## [Exercise prompt]
Extract the data exactly, missing nothing.

Data excerpts:
## BEGIN
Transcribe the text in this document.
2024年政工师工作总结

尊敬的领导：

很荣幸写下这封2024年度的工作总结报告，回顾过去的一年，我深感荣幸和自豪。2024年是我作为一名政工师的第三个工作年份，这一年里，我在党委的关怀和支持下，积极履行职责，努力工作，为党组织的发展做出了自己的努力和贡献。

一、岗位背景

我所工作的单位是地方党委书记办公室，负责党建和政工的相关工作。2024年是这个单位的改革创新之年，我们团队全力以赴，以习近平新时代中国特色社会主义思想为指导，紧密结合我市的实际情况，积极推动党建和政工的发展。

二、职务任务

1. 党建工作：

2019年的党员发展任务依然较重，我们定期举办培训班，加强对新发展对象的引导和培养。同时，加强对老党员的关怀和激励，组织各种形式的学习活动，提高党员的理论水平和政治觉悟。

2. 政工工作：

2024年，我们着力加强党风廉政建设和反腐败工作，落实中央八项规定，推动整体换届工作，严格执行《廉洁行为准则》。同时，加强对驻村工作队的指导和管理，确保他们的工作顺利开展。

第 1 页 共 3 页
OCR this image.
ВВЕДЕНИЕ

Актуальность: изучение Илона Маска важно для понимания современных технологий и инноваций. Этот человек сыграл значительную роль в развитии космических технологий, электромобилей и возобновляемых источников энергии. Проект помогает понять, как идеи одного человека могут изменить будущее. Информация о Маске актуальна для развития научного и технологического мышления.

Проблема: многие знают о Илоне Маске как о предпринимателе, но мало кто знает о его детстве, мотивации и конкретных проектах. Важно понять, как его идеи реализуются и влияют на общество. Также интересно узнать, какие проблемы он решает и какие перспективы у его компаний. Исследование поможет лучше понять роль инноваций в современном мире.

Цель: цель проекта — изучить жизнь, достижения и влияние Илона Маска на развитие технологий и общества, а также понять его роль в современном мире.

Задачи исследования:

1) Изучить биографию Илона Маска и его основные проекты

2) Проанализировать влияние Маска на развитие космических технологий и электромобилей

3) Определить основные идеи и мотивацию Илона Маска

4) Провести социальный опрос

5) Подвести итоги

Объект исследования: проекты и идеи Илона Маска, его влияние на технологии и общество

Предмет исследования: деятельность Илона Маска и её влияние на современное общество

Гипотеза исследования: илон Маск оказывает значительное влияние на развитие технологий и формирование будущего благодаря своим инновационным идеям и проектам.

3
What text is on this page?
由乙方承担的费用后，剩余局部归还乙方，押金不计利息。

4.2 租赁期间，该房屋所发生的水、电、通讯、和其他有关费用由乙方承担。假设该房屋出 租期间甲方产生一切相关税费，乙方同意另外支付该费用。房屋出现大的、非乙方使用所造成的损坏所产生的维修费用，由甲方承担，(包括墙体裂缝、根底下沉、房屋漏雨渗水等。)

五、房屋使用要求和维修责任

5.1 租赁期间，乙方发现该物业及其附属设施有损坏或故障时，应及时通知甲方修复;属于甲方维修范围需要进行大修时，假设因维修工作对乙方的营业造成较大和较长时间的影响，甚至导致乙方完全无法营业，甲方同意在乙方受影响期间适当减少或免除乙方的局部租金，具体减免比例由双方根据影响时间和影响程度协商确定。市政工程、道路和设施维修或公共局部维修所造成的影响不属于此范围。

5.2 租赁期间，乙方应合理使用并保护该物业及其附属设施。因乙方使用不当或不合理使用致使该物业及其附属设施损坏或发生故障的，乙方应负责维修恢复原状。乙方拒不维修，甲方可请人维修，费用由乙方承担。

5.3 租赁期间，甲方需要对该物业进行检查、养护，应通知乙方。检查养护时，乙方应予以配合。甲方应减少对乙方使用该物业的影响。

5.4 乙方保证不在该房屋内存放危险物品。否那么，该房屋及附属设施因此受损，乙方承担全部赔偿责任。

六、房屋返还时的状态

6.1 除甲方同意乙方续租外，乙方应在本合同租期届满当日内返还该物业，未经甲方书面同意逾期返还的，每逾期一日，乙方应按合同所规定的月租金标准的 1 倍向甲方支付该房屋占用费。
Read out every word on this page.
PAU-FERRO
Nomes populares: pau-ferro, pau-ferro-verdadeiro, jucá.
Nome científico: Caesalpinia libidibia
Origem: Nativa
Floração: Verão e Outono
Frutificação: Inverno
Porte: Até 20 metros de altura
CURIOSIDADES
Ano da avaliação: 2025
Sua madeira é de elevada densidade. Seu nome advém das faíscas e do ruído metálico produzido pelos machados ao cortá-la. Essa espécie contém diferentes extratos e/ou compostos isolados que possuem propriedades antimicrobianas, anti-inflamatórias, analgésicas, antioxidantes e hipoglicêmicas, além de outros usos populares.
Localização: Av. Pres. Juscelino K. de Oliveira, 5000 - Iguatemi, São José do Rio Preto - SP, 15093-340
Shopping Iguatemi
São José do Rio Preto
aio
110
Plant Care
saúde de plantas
## END
## [Result]
Transcribe the text in this document.
2024年政工师工作总结

尊敬的领导：

很荣幸写下这封2024年度的工作总结报告，回顾过去的一年，我深感荣幸和自豪。2024年是我作为一名政工师的第三个工作年份，这一年里，我在党委的关怀和支持下，积极履行职责，努力工作，为党组织的发展做出了自己的努力和贡献。

一、岗位背景

我所工作的单位是地方党委书记办公室，负责党建和政工的相关工作。2024年是这个单位的改革创新之年，我们团队全力以赴，以习近平新时代中国特色社会主义思想为指导，紧密结合我市的实际情况，积极推动党建和政工的发展。

二、职务任务

1. 党建工作：

2019年的党员发展任务依然较重，我们定期举办培训班，加强对新发展对象的引导和培养。同时，加强对老党员的关怀和激励，组织各种形式的学习活动，提高党员的理论水平和政治觉悟。

2. 政工工作：

2024年，我们着力加强党风廉政建设和反腐败工作，落实中央八项规定，推动整体换届工作，严格执行《廉洁行为准则》。同时，加强对驻村工作队的指导和管理，确保他们的工作顺利开展。

第 1 页 共 3 页
OCR this image.
ВВЕДЕНИЕ

Актуальность: изучение Илона Маска важно для понимания современных технологий и инноваций. Этот человек сыграл значительную роль в развитии космических технологий, электромобилей и возобновляемых источников энергии. Проект помогает понять, как идеи одного человека могут изменить будущее. Информация о Маске актуальна для развития научного и технологического мышления.

Проблема: многие знают о Илоне Маске как о предпринимателе, но мало кто знает о его детстве, мотивации и конкретных проектах. Важно понять, как его идеи реализуются и влияют на общество. Также интересно узнать, какие проблемы он решает и какие перспективы у его компаний. Исследование поможет лучше понять роль инноваций в современном мире.

Цель: цель проекта — изучить жизнь, достижения и влияние Илона Маска на развитие технологий и общества, а также понять его роль в современном мире.

Задачи исследования:

1) Изучить биографию Илона Маска и его основные проекты

2) Проанализировать влияние Маска на развитие космических технологий и электромобилей

3) Определить основные идеи и мотивацию Илона Маска

4) Провести социальный опрос

5) Подвести итоги

Объект исследования: проекты и идеи Илона Маска, его влияние на технологии и общество

Предмет исследования: деятельность Илона Маска и её влияние на современное общество

Гипотеза исследования: илон Маск оказывает значительное влияние на развитие технологий и формирование будущего благодаря своим инновационным идеям и проектам.

3
What text is on this page?
由乙方承担的费用后，剩余局部归还乙方，押金不计利息。

4.2 租赁期间，该房屋所发生的水、电、通讯、和其他有关费用由乙方承担。假设该房屋出 租期间甲方产生一切相关税费，乙方同意另外支付该费用。房屋出现大的、非乙方使用所造成的损坏所产生的维修费用，由甲方承担，(包括墙体裂缝、根底下沉、房屋漏雨渗水等。)

五、房屋使用要求和维修责任

5.1 租赁期间，乙方发现该物业及其附属设施有损坏或故障时，应及时通知甲方修复;属于甲方维修范围需要进行大修时，假设因维修工作对乙方的营业造成较大和较长时间的影响，甚至导致乙方完全无法营业，甲方同意在乙方受影响期间适当减少或免除乙方的局部租金，具体减免比例由双方根据影响时间和影响程度协商确定。市政工程、道路和设施维修或公共局部维修所造成的影响不属于此范围。

5.2 租赁期间，乙方应合理使用并保护该物业及其附属设施。因乙方使用不当或不合理使用致使该物业及其附属设施损坏或发生故障的，乙方应负责维修恢复原状。乙方拒不维修，甲方可请人维修，费用由乙方承担。

5.3 租赁期间，甲方需要对该物业进行检查、养护，应通知乙方。检查养护时，乙方应予以配合。甲方应减少对乙方使用该物业的影响。

5.4 乙方保证不在该房屋内存放危险物品。否那么，该房屋及附属设施因此受损，乙方承担全部赔偿责任。

六、房屋返还时的状态

6.1 除甲方同意乙方续租外，乙方应在本合同租期届满当日内返还该物业，未经甲方书面同意逾期返还的，每逾期一日，乙方应按合同所规定的月租金标准的 1 倍向甲方支付该房屋占用费。
Read out every word on this page.
PAU-FERRO
Nomes populares: pau-ferro, pau-ferro-verdadeiro, jucá.
Nome científico: Caesalpinia libidibia
Origem: Nativa
Floração: Verão e Outono
Frutificação: Inverno
Porte: Até 20 metros de altura
CURIOSIDADES
Ano da avaliação: 2025
Sua madeira é de elevada densidade. Seu nome advém das faíscas e do ruído metálico produzido pelos machados ao cortá-la. Essa espécie contém diferentes extratos e/ou compostos isolados que possuem propriedades antimicrobianas, anti-inflamatórias, analgésicas, antioxidantes e hipoglicêmicas, além de outros usos populares.
Localização: Av. Pres. Juscelino K. de Oliveira, 5000 - Iguatemi, São José do Rio Preto - SP, 15093-340
Shopping Iguatemi
São José do Rio Preto
aio
110
Plant Care
saúde de plantas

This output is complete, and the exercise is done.